[Entries with figure data]

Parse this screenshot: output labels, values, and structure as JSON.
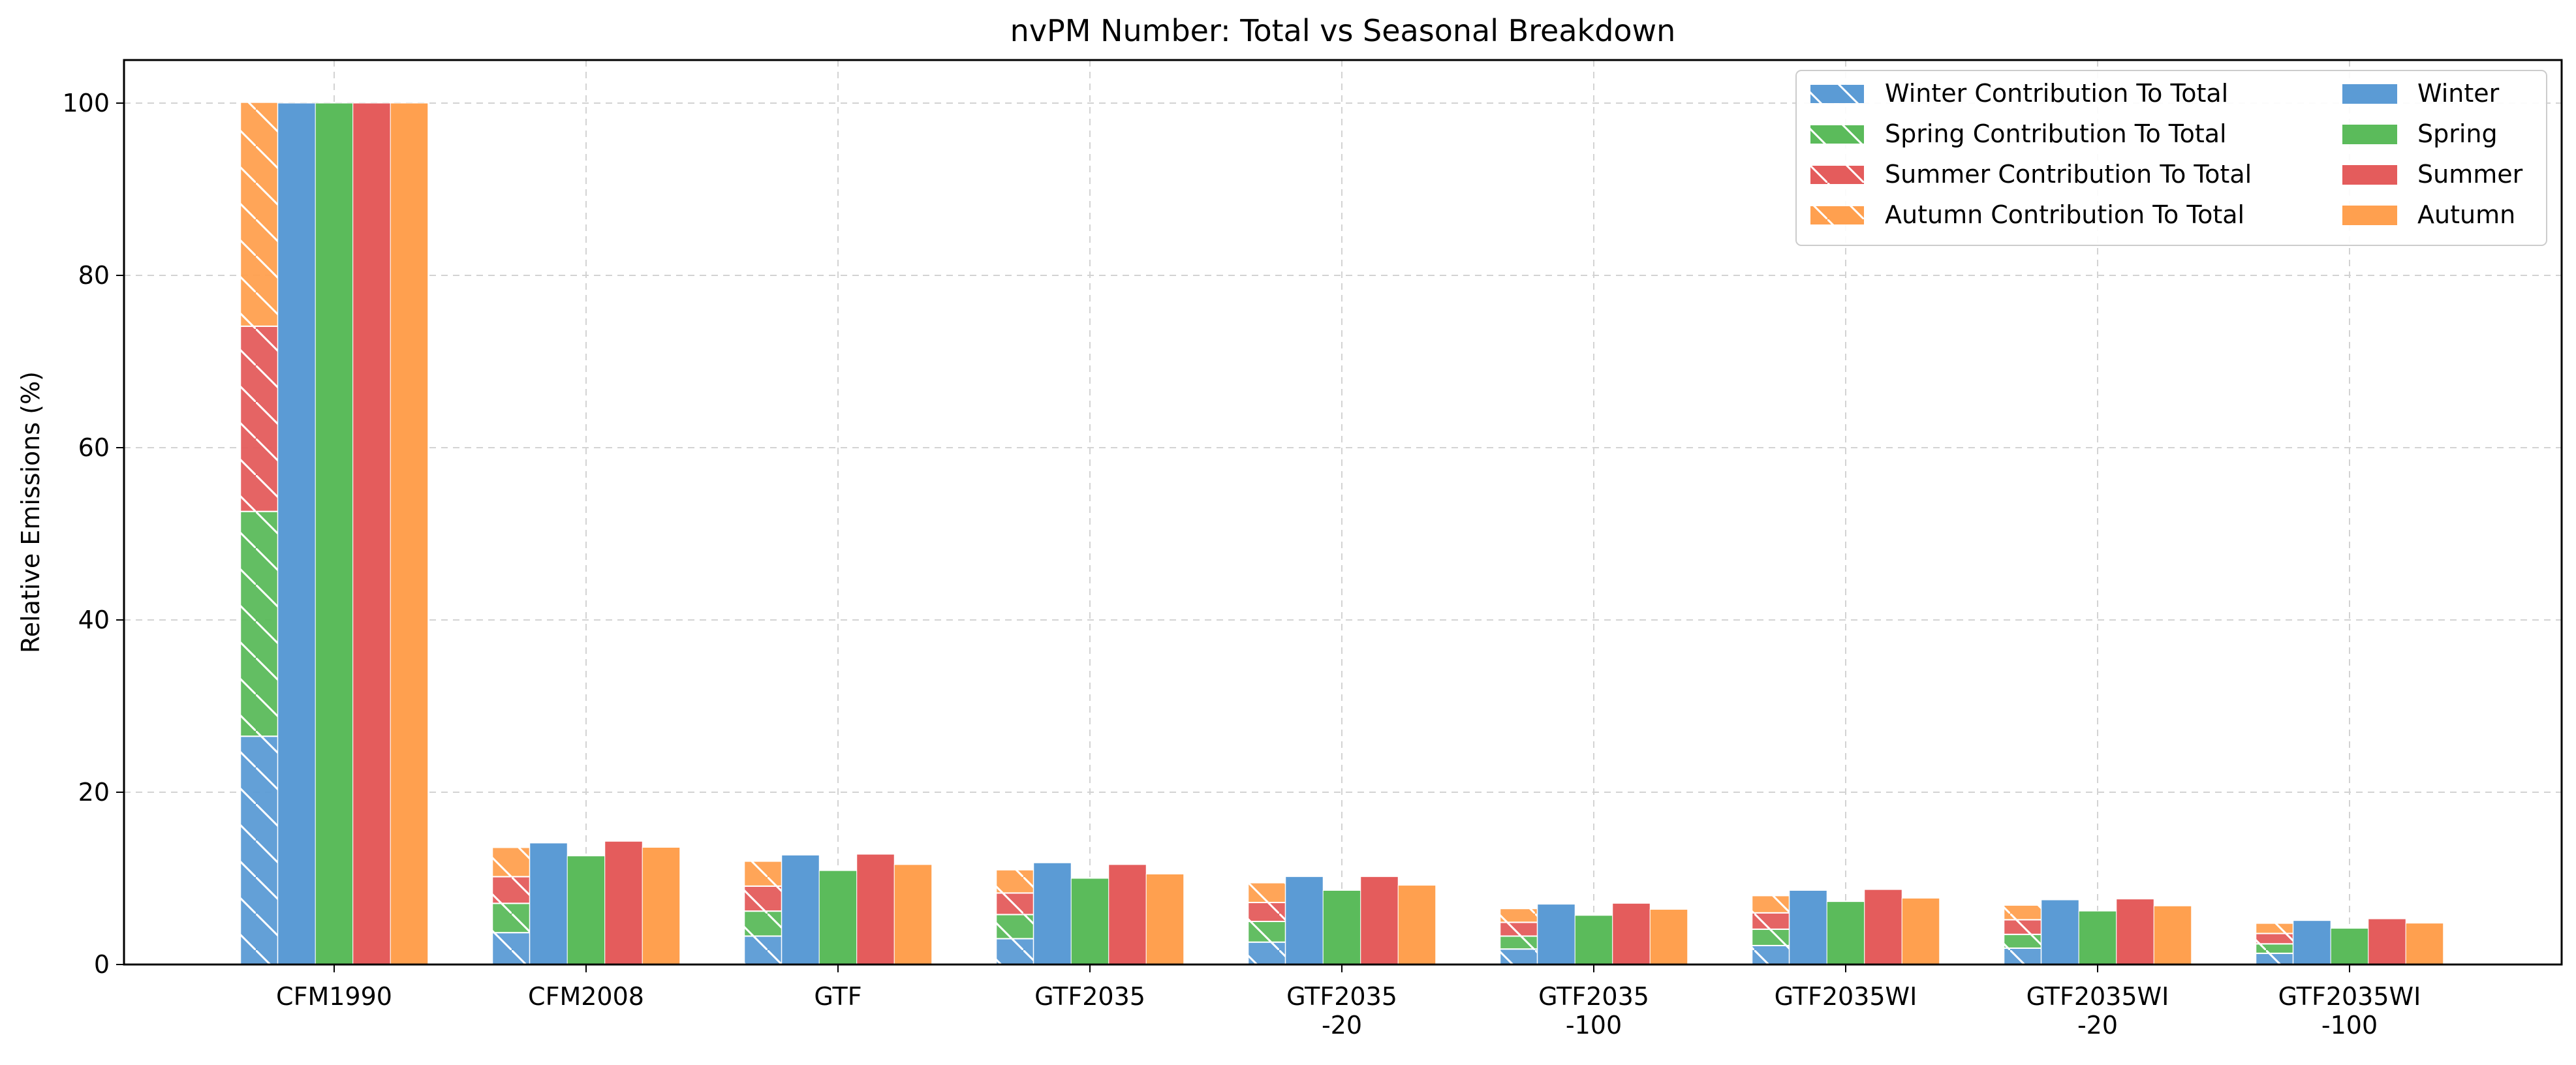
{
  "chart_data": {
    "type": "bar",
    "title": "nvPM Number: Total vs Seasonal Breakdown",
    "xlabel": "",
    "ylabel": "Relative Emissions (%)",
    "ylim": [
      0,
      105
    ],
    "yticks": [
      0,
      20,
      40,
      60,
      80,
      100
    ],
    "grid": true,
    "legend_position": "top-right",
    "categories": [
      [
        "CFM1990"
      ],
      [
        "CFM2008"
      ],
      [
        "GTF"
      ],
      [
        "GTF2035"
      ],
      [
        "GTF2035",
        "-20"
      ],
      [
        "GTF2035",
        "-100"
      ],
      [
        "GTF2035WI"
      ],
      [
        "GTF2035WI",
        "-20"
      ],
      [
        "GTF2035WI",
        "-100"
      ]
    ],
    "colors": {
      "Winter": "#5b9bd5",
      "Spring": "#5bbb5b",
      "Summer": "#e45c5c",
      "Autumn": "#ffa04f"
    },
    "stacked_series": [
      {
        "name": "Winter Contribution To Total",
        "season": "Winter",
        "values": [
          26.5,
          3.7,
          3.3,
          3.0,
          2.6,
          1.8,
          2.2,
          1.9,
          1.3
        ]
      },
      {
        "name": "Spring Contribution To Total",
        "season": "Spring",
        "values": [
          26.1,
          3.4,
          2.9,
          2.8,
          2.4,
          1.5,
          1.9,
          1.6,
          1.1
        ]
      },
      {
        "name": "Summer Contribution To Total",
        "season": "Summer",
        "values": [
          21.5,
          3.1,
          2.9,
          2.5,
          2.2,
          1.6,
          1.9,
          1.7,
          1.2
        ]
      },
      {
        "name": "Autumn Contribution To Total",
        "season": "Autumn",
        "values": [
          26.0,
          3.4,
          2.9,
          2.7,
          2.3,
          1.6,
          2.0,
          1.7,
          1.2
        ]
      }
    ],
    "series": [
      {
        "name": "Winter",
        "values": [
          100,
          14.1,
          12.7,
          11.8,
          10.2,
          7.0,
          8.6,
          7.5,
          5.1
        ]
      },
      {
        "name": "Spring",
        "values": [
          100,
          12.6,
          10.9,
          10.0,
          8.6,
          5.7,
          7.3,
          6.2,
          4.2
        ]
      },
      {
        "name": "Summer",
        "values": [
          100,
          14.3,
          12.8,
          11.6,
          10.2,
          7.1,
          8.7,
          7.6,
          5.3
        ]
      },
      {
        "name": "Autumn",
        "values": [
          100,
          13.6,
          11.6,
          10.5,
          9.2,
          6.4,
          7.7,
          6.8,
          4.8
        ]
      }
    ]
  }
}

▶ [TASK BRIEF]
Repeat the lines above exactly, and keep every picture out.

▶ [RESPONSE BELOW]
Parse this screenshot: output labels, values, and structure as JSON.
{
  "chart_data": {
    "type": "bar",
    "title": "nvPM Number: Total vs Seasonal Breakdown",
    "xlabel": "",
    "ylabel": "Relative Emissions (%)",
    "ylim": [
      0,
      105
    ],
    "yticks": [
      0,
      20,
      40,
      60,
      80,
      100
    ],
    "grid": true,
    "legend_position": "top-right",
    "categories": [
      [
        "CFM1990"
      ],
      [
        "CFM2008"
      ],
      [
        "GTF"
      ],
      [
        "GTF2035"
      ],
      [
        "GTF2035",
        "-20"
      ],
      [
        "GTF2035",
        "-100"
      ],
      [
        "GTF2035WI"
      ],
      [
        "GTF2035WI",
        "-20"
      ],
      [
        "GTF2035WI",
        "-100"
      ]
    ],
    "colors": {
      "Winter": "#5b9bd5",
      "Spring": "#5bbb5b",
      "Summer": "#e45c5c",
      "Autumn": "#ffa04f"
    },
    "stacked_series": [
      {
        "name": "Winter Contribution To Total",
        "season": "Winter",
        "values": [
          26.5,
          3.7,
          3.3,
          3.0,
          2.6,
          1.8,
          2.2,
          1.9,
          1.3
        ]
      },
      {
        "name": "Spring Contribution To Total",
        "season": "Spring",
        "values": [
          26.1,
          3.4,
          2.9,
          2.8,
          2.4,
          1.5,
          1.9,
          1.6,
          1.1
        ]
      },
      {
        "name": "Summer Contribution To Total",
        "season": "Summer",
        "values": [
          21.5,
          3.1,
          2.9,
          2.5,
          2.2,
          1.6,
          1.9,
          1.7,
          1.2
        ]
      },
      {
        "name": "Autumn Contribution To Total",
        "season": "Autumn",
        "values": [
          26.0,
          3.4,
          2.9,
          2.7,
          2.3,
          1.6,
          2.0,
          1.7,
          1.2
        ]
      }
    ],
    "series": [
      {
        "name": "Winter",
        "values": [
          100,
          14.1,
          12.7,
          11.8,
          10.2,
          7.0,
          8.6,
          7.5,
          5.1
        ]
      },
      {
        "name": "Spring",
        "values": [
          100,
          12.6,
          10.9,
          10.0,
          8.6,
          5.7,
          7.3,
          6.2,
          4.2
        ]
      },
      {
        "name": "Summer",
        "values": [
          100,
          14.3,
          12.8,
          11.6,
          10.2,
          7.1,
          8.7,
          7.6,
          5.3
        ]
      },
      {
        "name": "Autumn",
        "values": [
          100,
          13.6,
          11.6,
          10.5,
          9.2,
          6.4,
          7.7,
          6.8,
          4.8
        ]
      }
    ]
  }
}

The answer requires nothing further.